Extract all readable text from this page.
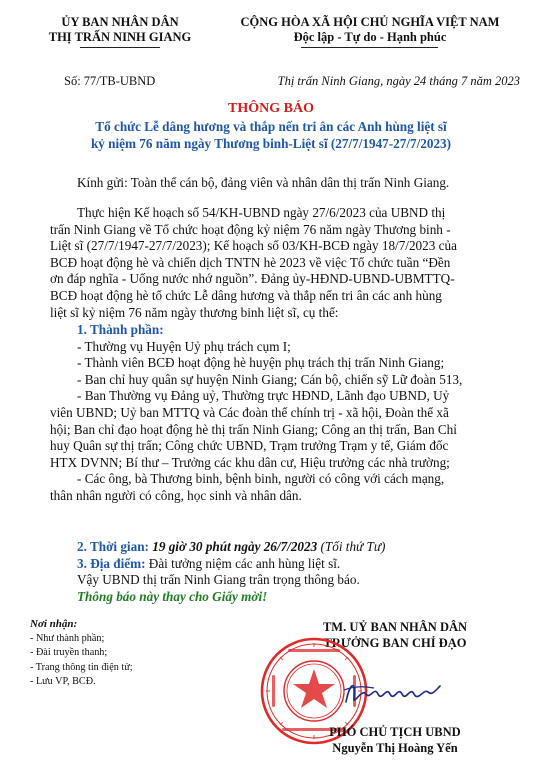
ỦY BAN NHÂN DÂN
THỊ TRẤN NINH GIANG
CỘNG HÒA XÃ HỘI CHỦ NGHĨA VIỆT NAM
Độc lập - Tự do - Hạnh phúc
Số: 77/TB-UBND	Thị trấn Ninh Giang, ngày 24 tháng 7 năm 2023
THÔNG BÁO
Tổ chức Lễ dâng hương và thắp nến tri ân các Anh hùng liệt sĩ
kỷ niệm 76 năm ngày Thương binh-Liệt sĩ (27/7/1947-27/7/2023)
Kính gửi: Toàn thể cán bộ, đảng viên và nhân dân thị trấn Ninh Giang.
Thực hiện Kế hoạch số 54/KH-UBND ngày 27/6/2023 của UBND thị
trấn Ninh Giang về Tổ chức hoạt động kỷ niệm 76 năm ngày Thương binh -
Liệt sĩ (27/7/1947-27/7/2023); Kế hoạch số 03/KH-BCĐ ngày 18/7/2023 của
BCĐ hoạt động hè và chiến dịch TNTN hè 2023 về việc Tổ chức tuần “Đền
ơn đáp nghĩa - Uống nước nhớ nguồn”. Đảng ủy-HĐND-UBND-UBMTTQ-
BCĐ hoạt động hè tổ chức Lễ dâng hương và thắp nến tri ân các anh hùng
liệt sĩ kỷ niệm 76 năm ngày thương binh liệt sĩ, cụ thể:
1. Thành phần:
- Thường vụ Huyện Uỷ phụ trách cụm I;
- Thành viên BCĐ hoạt động hè huyện phụ trách thị trấn Ninh Giang;
- Ban chỉ huy quân sự huyện Ninh Giang; Cán bộ, chiến sỹ Lữ đoàn 513,
- Ban Thường vụ Đảng uỷ, Thường trực HĐND, Lãnh đạo UBND, Uỷ
viên UBND; Uỷ ban MTTQ và Các đoàn thể chính trị - xã hội, Đoàn thể xã
hội; Ban chỉ đạo hoạt động hè thị trấn Ninh Giang; Công an thị trấn, Ban Chỉ
huy Quân sự thị trấn; Công chức UBND, Trạm trưởng Trạm y tế, Giám đốc
HTX DVNN; Bí thư – Trưởng các khu dân cư, Hiệu trưởng các nhà trường;
- Các ông, bà Thương binh, bệnh binh, người có công với cách mạng,
thân nhân người có công, học sinh và nhân dân.
2. Thời gian: 19 giờ 30 phút ngày 26/7/2023 (Tối thứ Tư)
3. Địa điểm: Đài tưởng niệm các anh hùng liệt sĩ.
Vậy UBND thị trấn Ninh Giang trân trọng thông báo.
Thông báo này thay cho Giấy mời!
Nơi nhận:
- Như thành phần;
- Đài truyền thanh;
- Trang thông tin điện tử;
- Lưu VP, BCĐ.
TM. UỶ BAN NHÂN DÂN
TRƯỞNG BAN CHỈ ĐẠO
PHÓ CHỦ TỊCH UBND
Nguyễn Thị Hoàng Yến
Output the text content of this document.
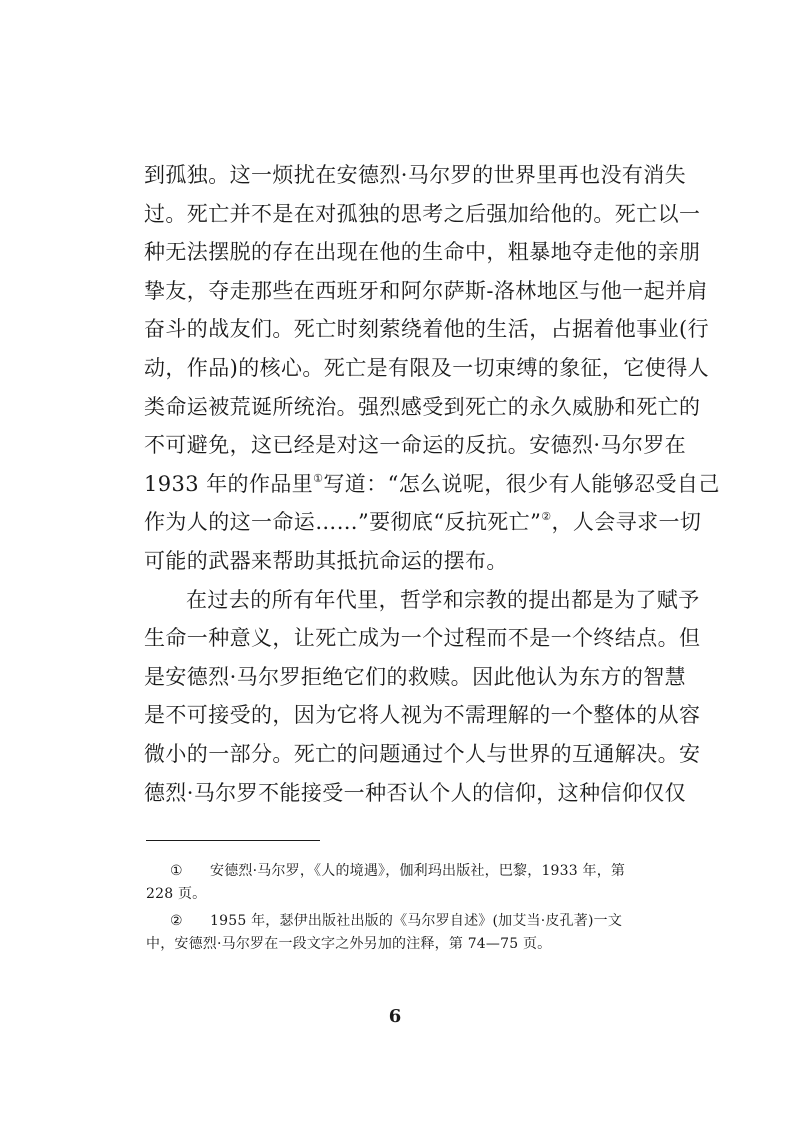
到孤独。这一烦扰在安德烈·马尔罗的世界里再也没有消失
过。死亡并不是在对孤独的思考之后强加给他的。死亡以一
种无法摆脱的存在出现在他的生命中，粗暴地夺走他的亲朋
挚友，夺走那些在西班牙和阿尔萨斯-洛林地区与他一起并肩
奋斗的战友们。死亡时刻萦绕着他的生活，占据着他事业(行
动，作品)的核心。死亡是有限及一切束缚的象征，它使得人
类命运被荒诞所统治。强烈感受到死亡的永久威胁和死亡的
不可避免，这已经是对这一命运的反抗。安德烈·马尔罗在
1933 年的作品里①写道：“怎么说呢，很少有人能够忍受自己
作为人的这一命运……”要彻底“反抗死亡”②，人会寻求一切
可能的武器来帮助其抵抗命运的摆布。
在过去的所有年代里，哲学和宗教的提出都是为了赋予
生命一种意义，让死亡成为一个过程而不是一个终结点。但
是安德烈·马尔罗拒绝它们的救赎。因此他认为东方的智慧
是不可接受的，因为它将人视为不需理解的一个整体的从容
微小的一部分。死亡的问题通过个人与世界的互通解决。安
德烈·马尔罗不能接受一种否认个人的信仰，这种信仰仅仅
① 安德烈·马尔罗，《人的境遇》，伽利玛出版社，巴黎，1933 年，第
228 页。
② 1955 年，瑟伊出版社出版的《马尔罗自述》(加艾当·皮孔著)一文
中，安德烈·马尔罗在一段文字之外另加的注释，第 74—75 页。
6
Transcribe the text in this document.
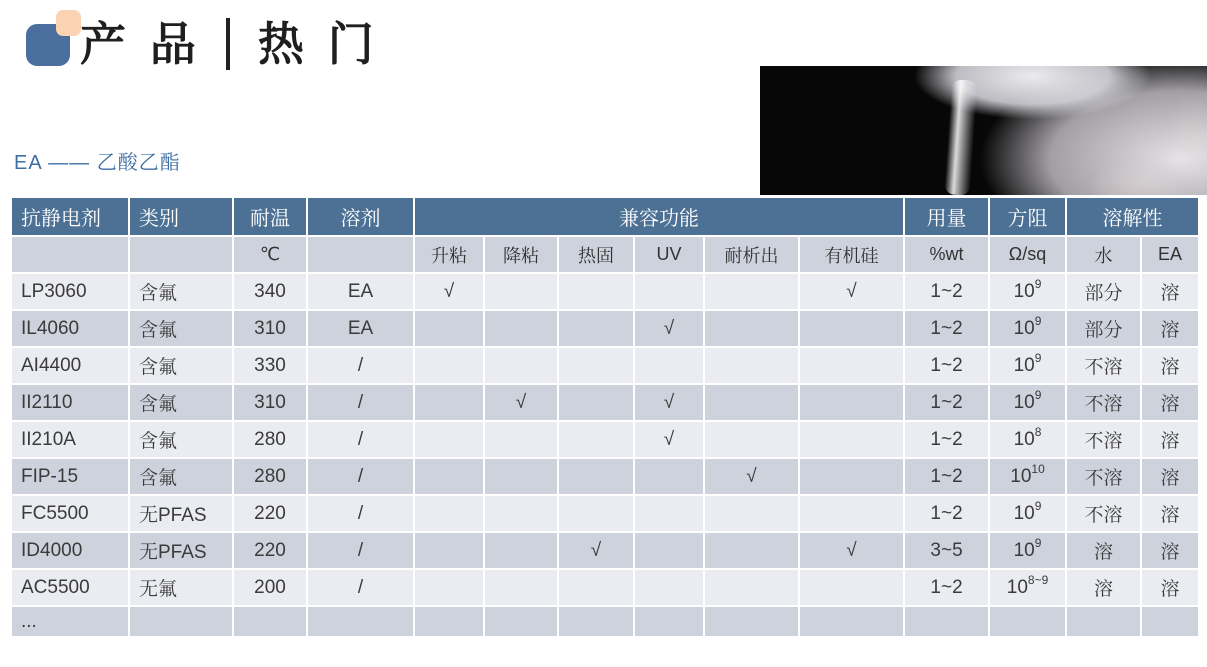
产品 热门
EA —— 乙酸乙酯
抗静电剂	类别	耐温	溶剂	兼容功能						用量	方阻	溶解性	
		℃		升粘	降粘	热固	UV	耐析出	有机硅	%wt	Ω/sq	水	EA
LP3060	含氟	340	EA	√					√	1~2	$10^9$	部分	溶
IL4060	含氟	310	EA				√			1~2	$10^9$	部分	溶
AI4400	含氟	330	/							1~2	$10^9$	不溶	溶
II2110	含氟	310	/		√		√			1~2	$10^9$	不溶	溶
II210A	含氟	280	/				√			1~2	$10^8$	不溶	溶
FIP-15	含氟	280	/					√		1~2	$10^{10}$	不溶	溶
FC5500	无PFAS	220	/							1~2	$10^9$	不溶	溶
ID4000	无PFAS	220	/			√			√	3~5	$10^9$	溶	溶
AC5500	无氟	200	/							1~2	$10^{8\sim 9}$	溶	溶
...													
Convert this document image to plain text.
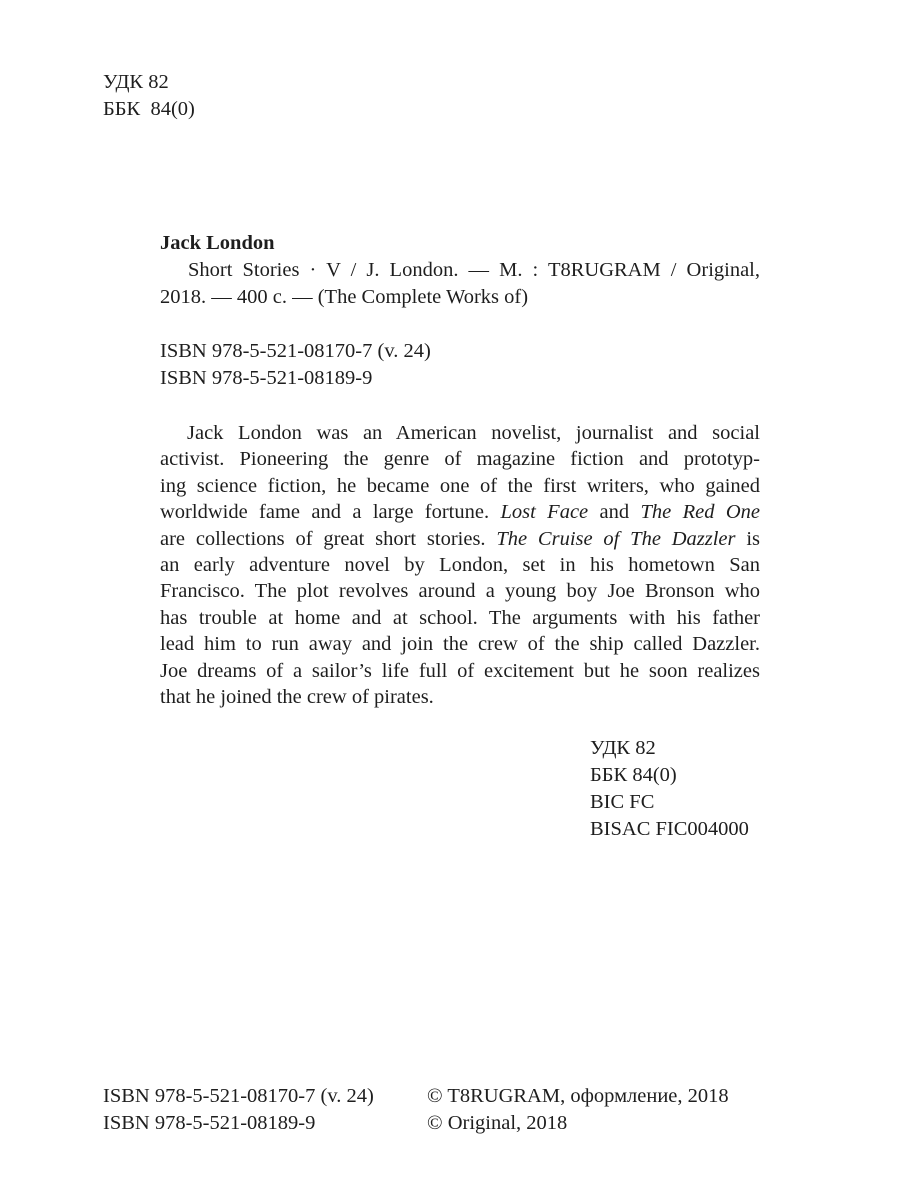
УДК 82
ББК  84(0)
Jack London
Short Stories · V / J. London. — M. : T8RUGRAM / Original,
2018. — 400 c. — (The Complete Works of)
ISBN 978-5-521-08170-7 (v. 24)
ISBN 978-5-521-08189-9
Jack London was an American novelist, journalist and social
activist. Pioneering the genre of magazine fiction and prototyp-
ing science fiction, he became one of the first writers, who gained
worldwide fame and a large fortune. Lost Face and The Red One
are collections of great short stories. The Cruise of The Dazzler is
an early adventure novel by London, set in his hometown San
Francisco. The plot revolves around a young boy Joe Bronson who
has trouble at home and at school. The arguments with his father
lead him to run away and join the crew of the ship called Dazzler.
Joe dreams of a sailor’s life full of excitement but he soon realizes
that he joined the crew of pirates.
УДК 82
ББК 84(0)
BIC FC
BISAC FIC004000
ISBN 978-5-521-08170-7 (v. 24)
ISBN 978-5-521-08189-9
© T8RUGRAM, оформление, 2018
© Original, 2018
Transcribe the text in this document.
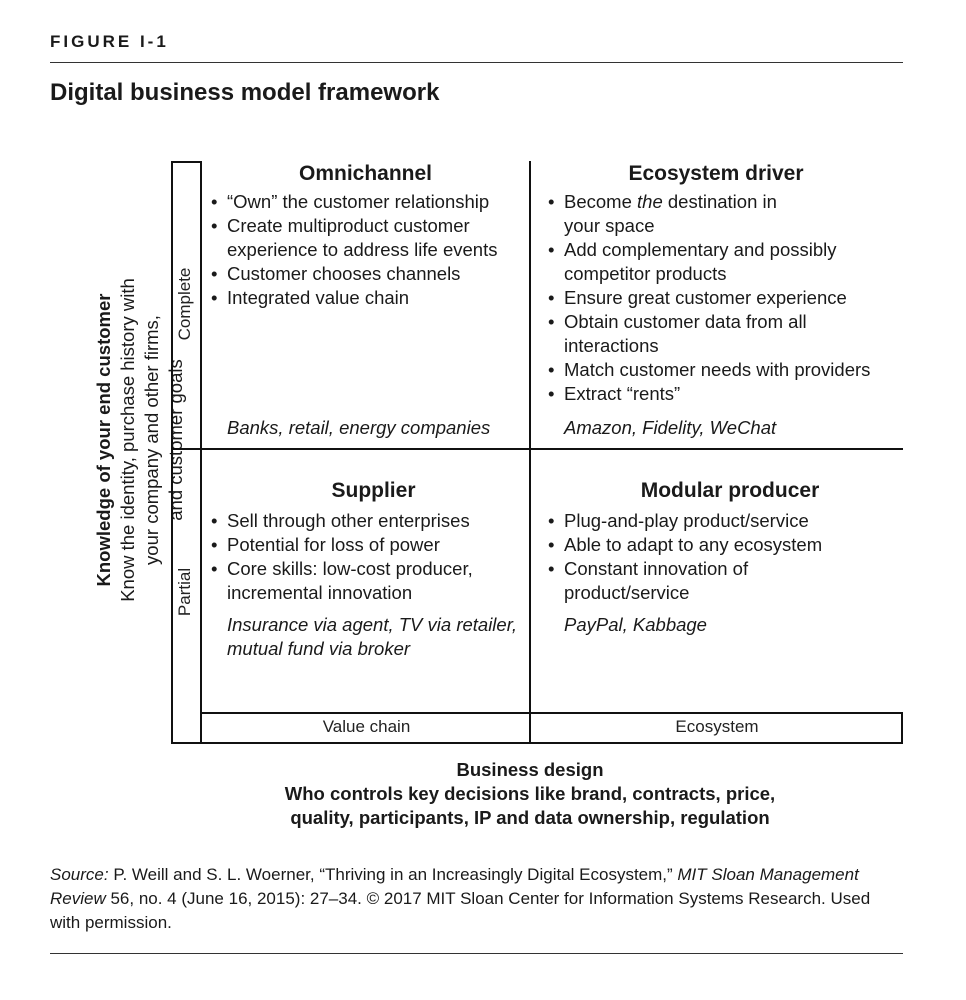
FIGURE I-1
Digital business model framework
Knowledge of your end customer Know the identity, purchase history with your company and other firms, and customer goals
Complete
Partial
Value chain	Ecosystem
Omnichannel
• “Own” the customer relationship
• Create multiproduct customer experience to address life events
• Customer chooses channels
• Integrated value chain
Banks, retail, energy companies
Ecosystem driver
• Become the destination in your space
• Add complementary and possibly competitor products
• Ensure great customer experience
• Obtain customer data from all interactions
• Match customer needs with providers
• Extract “rents”
Amazon, Fidelity, WeChat
Supplier
• Sell through other enterprises
• Potential for loss of power
• Core skills: low-cost producer, incremental innovation
Insurance via agent, TV via retailer, mutual fund via broker
Modular producer
• Plug-and-play product/service
• Able to adapt to any ecosystem
• Constant innovation of product/service
PayPal, Kabbage
Business design
Who controls key decisions like brand, contracts, price,
quality, participants, IP and data ownership, regulation
Source: P. Weill and S. L. Woerner, “Thriving in an Increasingly Digital Ecosystem,” MIT Sloan Management Review 56, no. 4 (June 16, 2015): 27–34. © 2017 MIT Sloan Center for Information Systems Research. Used with permission.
□ □ □ □
What the task requires: Gather all lines from the records above in which "chiến" appears.

Task response:
BCĐ hoạt động hè và chiến dịch TNTN hè 2023 về việc Tổ chức tuần “Đền
- Ban chỉ huy quân sự huyện Ninh Giang; Cán bộ, chiến sỹ Lữ đoàn 513,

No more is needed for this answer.